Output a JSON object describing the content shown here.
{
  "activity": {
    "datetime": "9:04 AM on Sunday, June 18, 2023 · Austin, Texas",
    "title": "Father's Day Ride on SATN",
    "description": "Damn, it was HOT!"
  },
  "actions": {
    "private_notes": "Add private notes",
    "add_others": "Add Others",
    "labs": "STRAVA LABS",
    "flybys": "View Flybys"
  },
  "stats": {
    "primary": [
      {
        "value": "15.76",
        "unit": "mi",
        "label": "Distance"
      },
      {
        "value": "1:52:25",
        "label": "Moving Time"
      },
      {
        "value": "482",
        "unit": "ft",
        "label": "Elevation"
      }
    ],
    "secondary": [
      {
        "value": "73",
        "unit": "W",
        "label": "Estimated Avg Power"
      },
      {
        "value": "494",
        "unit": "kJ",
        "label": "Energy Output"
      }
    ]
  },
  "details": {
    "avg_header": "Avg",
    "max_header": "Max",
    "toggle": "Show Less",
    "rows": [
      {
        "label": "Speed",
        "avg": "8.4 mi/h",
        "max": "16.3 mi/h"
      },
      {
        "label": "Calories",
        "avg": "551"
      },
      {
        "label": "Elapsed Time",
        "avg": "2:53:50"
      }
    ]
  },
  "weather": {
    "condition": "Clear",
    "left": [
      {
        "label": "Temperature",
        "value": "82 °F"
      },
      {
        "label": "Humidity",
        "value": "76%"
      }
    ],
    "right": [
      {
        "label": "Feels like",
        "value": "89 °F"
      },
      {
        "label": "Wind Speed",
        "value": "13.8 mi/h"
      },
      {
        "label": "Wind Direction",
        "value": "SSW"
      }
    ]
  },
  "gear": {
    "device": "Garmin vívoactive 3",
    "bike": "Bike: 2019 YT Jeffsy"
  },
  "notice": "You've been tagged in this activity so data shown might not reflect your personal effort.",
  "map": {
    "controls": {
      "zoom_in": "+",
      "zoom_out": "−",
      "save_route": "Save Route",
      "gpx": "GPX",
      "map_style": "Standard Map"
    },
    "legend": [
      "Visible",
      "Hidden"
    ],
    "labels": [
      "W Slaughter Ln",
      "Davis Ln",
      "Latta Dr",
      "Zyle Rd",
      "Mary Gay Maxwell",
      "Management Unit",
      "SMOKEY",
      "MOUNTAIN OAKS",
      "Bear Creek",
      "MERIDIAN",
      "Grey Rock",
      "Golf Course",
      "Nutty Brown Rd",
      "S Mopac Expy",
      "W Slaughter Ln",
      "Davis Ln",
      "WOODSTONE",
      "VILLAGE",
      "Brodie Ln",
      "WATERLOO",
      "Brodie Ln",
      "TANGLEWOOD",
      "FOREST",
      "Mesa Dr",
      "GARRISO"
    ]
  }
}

---

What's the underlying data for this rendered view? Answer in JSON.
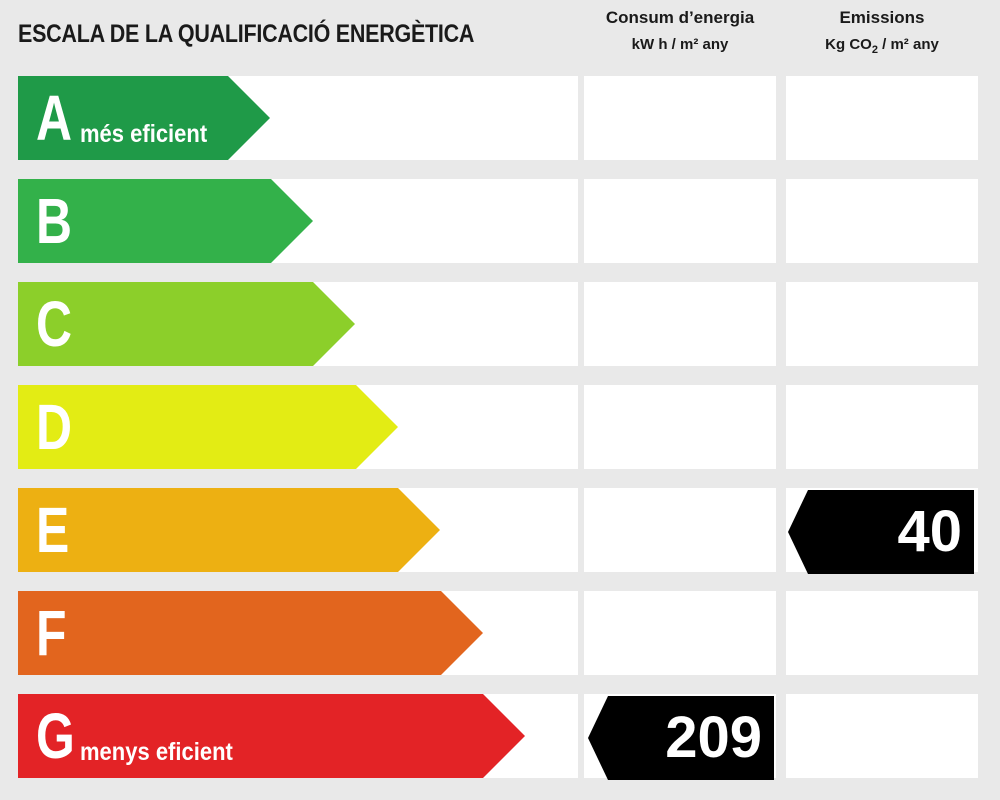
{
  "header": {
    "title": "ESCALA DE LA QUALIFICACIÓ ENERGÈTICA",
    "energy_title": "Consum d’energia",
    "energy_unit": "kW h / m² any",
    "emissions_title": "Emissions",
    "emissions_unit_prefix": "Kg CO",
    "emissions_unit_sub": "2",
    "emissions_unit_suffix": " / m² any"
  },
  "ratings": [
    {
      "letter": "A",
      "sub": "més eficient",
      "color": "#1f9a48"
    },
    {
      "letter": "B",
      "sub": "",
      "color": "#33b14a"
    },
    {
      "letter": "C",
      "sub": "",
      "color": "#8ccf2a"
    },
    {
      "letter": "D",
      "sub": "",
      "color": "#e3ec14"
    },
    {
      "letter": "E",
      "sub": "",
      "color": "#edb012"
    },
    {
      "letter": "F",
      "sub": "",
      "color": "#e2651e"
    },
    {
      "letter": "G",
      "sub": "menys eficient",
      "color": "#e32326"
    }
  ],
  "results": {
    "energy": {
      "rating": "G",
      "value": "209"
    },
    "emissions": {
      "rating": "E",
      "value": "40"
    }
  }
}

==

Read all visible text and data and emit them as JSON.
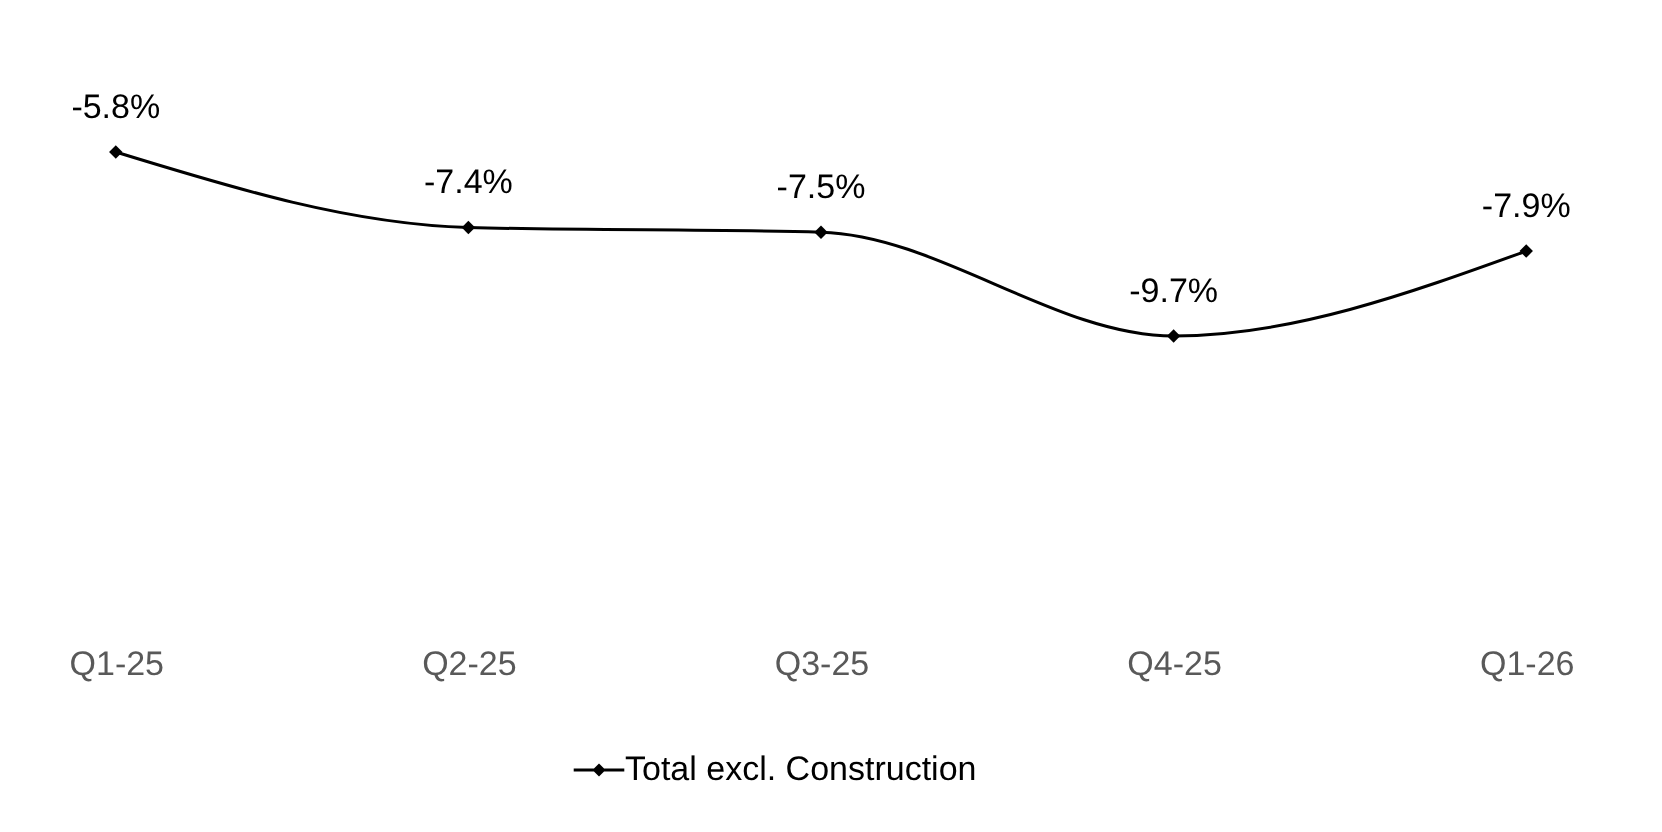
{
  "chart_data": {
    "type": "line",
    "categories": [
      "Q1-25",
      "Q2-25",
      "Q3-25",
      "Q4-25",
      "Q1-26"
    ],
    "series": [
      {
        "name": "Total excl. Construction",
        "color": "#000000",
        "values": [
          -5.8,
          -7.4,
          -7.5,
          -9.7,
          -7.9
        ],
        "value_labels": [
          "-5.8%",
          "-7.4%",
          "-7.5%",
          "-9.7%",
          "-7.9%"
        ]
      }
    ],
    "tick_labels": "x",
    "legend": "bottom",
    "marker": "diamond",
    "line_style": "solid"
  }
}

Task to carry out - Identify each line holding the string "JSON", and copy it out.

In response -
Output a JSON object describing the content shown here.
What's the underlying data for this rendered view? Answer in JSON.
Read all visible text and data and emit them as JSON.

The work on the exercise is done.